--- Work required ---
Where a line holds the string "einschlägigen", return that line.

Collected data
====

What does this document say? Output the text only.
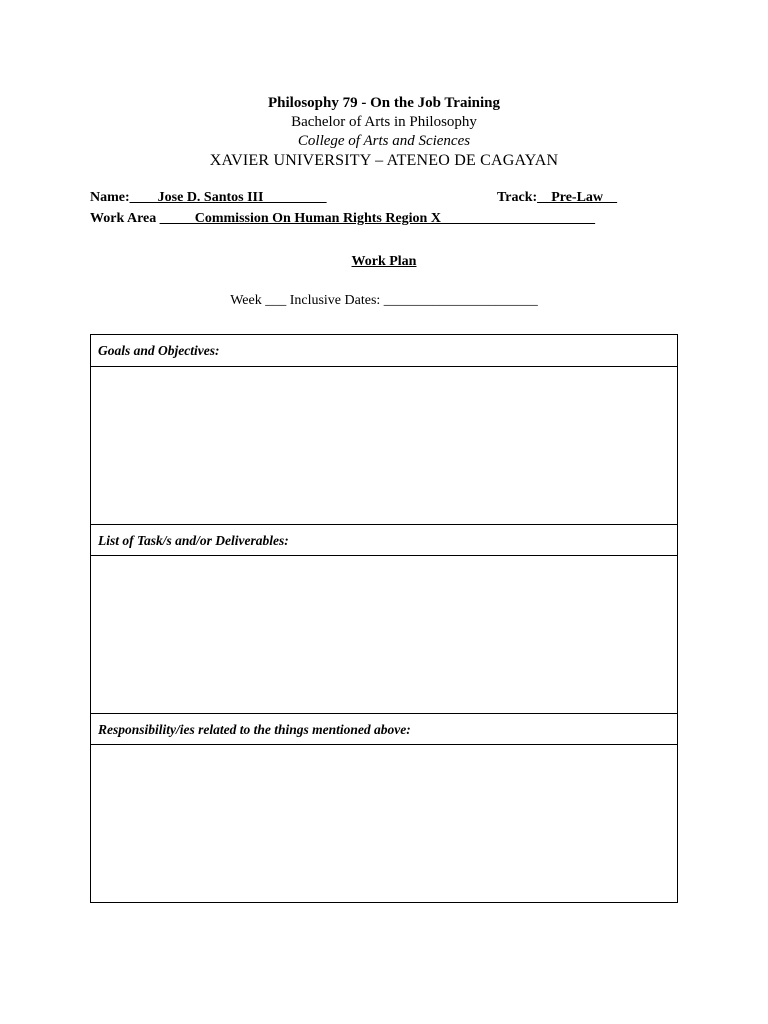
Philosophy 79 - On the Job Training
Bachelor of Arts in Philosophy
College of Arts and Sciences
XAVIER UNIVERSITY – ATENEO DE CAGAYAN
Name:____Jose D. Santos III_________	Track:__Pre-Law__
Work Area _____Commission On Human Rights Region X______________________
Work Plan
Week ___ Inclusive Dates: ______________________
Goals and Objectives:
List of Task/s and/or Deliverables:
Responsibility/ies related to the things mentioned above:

====

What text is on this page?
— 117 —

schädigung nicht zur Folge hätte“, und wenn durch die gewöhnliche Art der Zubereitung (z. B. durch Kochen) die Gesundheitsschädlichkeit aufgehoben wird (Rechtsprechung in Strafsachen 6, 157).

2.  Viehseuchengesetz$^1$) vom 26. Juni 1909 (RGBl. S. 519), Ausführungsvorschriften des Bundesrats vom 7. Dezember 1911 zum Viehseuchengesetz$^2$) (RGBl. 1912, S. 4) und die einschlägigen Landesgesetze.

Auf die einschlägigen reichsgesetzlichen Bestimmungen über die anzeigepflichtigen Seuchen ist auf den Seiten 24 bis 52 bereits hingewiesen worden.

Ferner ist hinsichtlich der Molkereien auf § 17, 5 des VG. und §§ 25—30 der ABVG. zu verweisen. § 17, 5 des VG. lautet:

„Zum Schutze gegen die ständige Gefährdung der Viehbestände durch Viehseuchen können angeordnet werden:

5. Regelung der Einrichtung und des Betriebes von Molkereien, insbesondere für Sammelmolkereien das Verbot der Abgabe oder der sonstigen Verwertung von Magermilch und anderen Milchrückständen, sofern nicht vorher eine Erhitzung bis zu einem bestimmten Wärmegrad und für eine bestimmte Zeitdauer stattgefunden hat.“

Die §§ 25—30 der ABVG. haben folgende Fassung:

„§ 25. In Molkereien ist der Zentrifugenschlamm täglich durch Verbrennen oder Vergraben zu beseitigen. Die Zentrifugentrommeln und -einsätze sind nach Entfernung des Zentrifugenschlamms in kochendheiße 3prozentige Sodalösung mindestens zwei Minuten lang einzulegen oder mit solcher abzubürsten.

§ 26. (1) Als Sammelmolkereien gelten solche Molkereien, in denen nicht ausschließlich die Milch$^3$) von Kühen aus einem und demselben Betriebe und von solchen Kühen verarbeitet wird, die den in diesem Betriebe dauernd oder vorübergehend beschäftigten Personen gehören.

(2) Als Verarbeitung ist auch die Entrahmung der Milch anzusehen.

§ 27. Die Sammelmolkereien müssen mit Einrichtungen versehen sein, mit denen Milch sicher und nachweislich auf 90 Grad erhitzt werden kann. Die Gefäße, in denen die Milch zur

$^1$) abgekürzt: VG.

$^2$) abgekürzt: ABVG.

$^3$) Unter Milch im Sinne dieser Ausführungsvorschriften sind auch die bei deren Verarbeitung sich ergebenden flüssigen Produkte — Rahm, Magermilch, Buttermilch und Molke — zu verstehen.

====

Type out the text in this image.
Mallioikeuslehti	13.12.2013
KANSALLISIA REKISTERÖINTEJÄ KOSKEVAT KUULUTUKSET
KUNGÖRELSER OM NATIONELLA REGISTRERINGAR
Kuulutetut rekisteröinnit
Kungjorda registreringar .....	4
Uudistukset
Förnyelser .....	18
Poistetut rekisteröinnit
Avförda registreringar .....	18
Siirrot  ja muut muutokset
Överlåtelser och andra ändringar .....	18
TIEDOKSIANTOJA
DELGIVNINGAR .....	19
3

====

--- Written response ---
2.  Viehseuchengesetz$^1$) vom 26. Juni 1909 (RGBl. S. 519), Ausführungsvorschriften des Bundesrats vom 7. Dezember 1911 zum Viehseuchengesetz$^2$) (RGBl. 1912, S. 4) und die einschlägigen Landesgesetze.
Auf die einschlägigen reichsgesetzlichen Bestimmungen über die anzeigepflichtigen Seuchen ist auf den Seiten 24 bis 52 bereits hingewiesen worden.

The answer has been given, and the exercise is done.